* **YOUR INSTRUCTIONS**:
Spot every line with the word "targeted" and return it.

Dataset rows
________________

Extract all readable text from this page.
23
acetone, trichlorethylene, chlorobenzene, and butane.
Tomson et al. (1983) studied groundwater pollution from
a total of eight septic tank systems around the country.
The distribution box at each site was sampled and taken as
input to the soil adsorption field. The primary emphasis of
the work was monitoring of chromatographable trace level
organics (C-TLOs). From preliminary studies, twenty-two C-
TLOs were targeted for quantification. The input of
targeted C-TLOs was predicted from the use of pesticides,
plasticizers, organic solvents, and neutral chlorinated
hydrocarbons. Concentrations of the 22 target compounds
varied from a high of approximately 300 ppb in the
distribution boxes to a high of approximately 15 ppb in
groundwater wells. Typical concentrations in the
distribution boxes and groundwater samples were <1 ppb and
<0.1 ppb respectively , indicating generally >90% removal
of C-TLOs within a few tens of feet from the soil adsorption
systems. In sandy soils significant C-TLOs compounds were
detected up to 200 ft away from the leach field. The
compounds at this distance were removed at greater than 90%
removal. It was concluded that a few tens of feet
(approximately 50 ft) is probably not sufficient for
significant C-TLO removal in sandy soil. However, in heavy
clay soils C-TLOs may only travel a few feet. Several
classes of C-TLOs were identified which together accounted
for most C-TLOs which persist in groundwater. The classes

________________

* **SOLUTION FOR THIS PROBLEM**:
TLOs were targeted for quantification. The input of
targeted C-TLOs was predicted from the use of pesticides,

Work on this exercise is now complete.